= What you will do =
1. According to the article on thematic ETFs in the first quarter, why did financial ETFs fall so sharply? Answer in one to three sentences.
2. In the article on thematic ETFs in the first quarter, by what percentage did bitcoin rise?
3. List every bank that the article on thematic ETFs names in its account of the banking crisis.

Industry Updates

Thematic ETFs outperform as banks get pummelled in Q1

The impact of rising interest rates has varied dramatically across asset classes

Theo Andrew

Silicon Valley Bank SVB downward chart

Following 12 months of turmoil for thematic and crypto-related ETFs in 2022, the first quarter of this year marked a dramatic turnaround for the asset class as volatility reigned.

Blockchain ETFs dominated the performance charts following an electric start to the year as investors turned risk-on on the likelihood of a ‘soft-landing’ and abating interest rate rises.

Highlighting this, digital asset market drivers such as cryptocurrencies have been on a tear this year, with bitcoin up 66.2% while ethereum rose 47% over the same period.

Growth-orientated thematic ETFs also benefitted from investor belief the Federal Reserve would slow its interest rate hiking cycle, with themes such as the metaverse and semiconductors posting a strong start to the year.

On the reverse side of the coin, the current banking crisis in the US and Europe sent financial ETFs plummeting as fears of contagion rippled through markets.

The collapse of the 18th largest bank in the US Silicon Valley Bank (SVB) was followed by UBS’s acquisition of rival Credit Suisse after the bank’s largest investor lost confidence in the lender.

= Data supplied =
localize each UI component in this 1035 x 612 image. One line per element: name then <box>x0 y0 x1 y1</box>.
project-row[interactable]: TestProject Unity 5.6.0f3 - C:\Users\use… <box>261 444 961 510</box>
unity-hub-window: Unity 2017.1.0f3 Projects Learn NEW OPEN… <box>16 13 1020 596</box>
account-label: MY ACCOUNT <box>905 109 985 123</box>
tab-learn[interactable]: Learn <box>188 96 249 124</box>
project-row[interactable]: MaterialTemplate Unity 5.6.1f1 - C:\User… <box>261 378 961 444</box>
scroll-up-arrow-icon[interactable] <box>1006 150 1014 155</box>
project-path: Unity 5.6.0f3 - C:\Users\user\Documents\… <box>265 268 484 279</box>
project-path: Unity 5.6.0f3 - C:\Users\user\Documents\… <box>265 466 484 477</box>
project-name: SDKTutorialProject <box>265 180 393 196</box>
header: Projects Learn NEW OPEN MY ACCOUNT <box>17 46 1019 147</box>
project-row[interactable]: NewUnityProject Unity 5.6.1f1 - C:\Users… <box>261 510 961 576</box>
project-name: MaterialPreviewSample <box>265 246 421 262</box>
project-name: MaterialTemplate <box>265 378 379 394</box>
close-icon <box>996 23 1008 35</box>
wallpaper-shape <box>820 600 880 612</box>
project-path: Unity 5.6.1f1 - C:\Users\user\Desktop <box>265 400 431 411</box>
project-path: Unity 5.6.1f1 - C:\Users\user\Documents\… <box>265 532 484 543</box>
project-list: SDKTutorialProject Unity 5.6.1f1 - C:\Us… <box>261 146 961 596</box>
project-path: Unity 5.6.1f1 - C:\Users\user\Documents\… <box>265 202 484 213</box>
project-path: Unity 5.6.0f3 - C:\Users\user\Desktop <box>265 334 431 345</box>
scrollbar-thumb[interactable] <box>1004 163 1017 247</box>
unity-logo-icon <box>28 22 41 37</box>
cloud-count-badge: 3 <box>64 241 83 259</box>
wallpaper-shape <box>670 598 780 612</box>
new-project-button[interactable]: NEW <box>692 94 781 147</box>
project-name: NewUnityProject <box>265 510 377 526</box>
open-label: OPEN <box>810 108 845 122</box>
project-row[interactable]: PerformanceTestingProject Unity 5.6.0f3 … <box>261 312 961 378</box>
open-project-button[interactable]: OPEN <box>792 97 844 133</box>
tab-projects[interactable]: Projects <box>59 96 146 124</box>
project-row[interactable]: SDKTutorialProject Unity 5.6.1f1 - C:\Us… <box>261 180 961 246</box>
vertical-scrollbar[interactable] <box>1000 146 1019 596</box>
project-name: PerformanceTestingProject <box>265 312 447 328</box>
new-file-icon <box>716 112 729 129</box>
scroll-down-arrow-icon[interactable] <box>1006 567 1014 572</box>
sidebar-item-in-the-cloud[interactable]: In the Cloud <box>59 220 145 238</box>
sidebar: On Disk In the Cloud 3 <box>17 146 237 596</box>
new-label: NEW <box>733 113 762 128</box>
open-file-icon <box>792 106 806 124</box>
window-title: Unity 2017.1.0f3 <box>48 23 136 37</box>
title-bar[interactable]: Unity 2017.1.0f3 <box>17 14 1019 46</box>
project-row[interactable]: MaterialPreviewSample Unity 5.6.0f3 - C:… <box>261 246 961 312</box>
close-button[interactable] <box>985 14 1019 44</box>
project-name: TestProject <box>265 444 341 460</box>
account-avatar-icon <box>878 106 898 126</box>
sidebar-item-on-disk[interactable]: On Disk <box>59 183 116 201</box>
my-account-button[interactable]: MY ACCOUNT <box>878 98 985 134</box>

---

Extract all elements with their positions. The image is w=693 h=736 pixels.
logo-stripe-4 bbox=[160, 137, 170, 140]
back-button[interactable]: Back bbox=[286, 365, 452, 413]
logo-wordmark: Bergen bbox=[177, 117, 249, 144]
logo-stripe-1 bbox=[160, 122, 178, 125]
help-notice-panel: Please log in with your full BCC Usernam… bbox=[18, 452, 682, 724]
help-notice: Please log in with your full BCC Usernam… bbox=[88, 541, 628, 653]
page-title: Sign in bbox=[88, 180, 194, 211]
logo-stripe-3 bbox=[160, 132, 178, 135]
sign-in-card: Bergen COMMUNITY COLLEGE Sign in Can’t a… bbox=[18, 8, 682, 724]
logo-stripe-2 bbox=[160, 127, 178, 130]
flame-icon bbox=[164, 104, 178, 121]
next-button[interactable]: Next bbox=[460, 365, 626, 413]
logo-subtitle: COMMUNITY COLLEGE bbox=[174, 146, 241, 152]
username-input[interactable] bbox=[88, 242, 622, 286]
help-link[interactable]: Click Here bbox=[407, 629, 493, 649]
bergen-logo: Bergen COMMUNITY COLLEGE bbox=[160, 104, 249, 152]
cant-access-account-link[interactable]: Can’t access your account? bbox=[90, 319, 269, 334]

--

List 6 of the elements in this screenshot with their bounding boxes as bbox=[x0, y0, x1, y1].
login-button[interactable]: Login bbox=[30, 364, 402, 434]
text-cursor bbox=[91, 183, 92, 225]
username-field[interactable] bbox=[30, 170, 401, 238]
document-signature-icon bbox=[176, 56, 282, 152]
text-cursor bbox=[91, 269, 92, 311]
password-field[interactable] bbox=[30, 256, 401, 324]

= Results of the exercise =
1. Financial ETFs plummeted because of the banking crisis in the US and Europe. Fears of contagion rippled through markets.

2. Bitcoin rose 66.2%.

3.
- Silicon Valley Bank (SVB)
- UBS
- Credit Suisse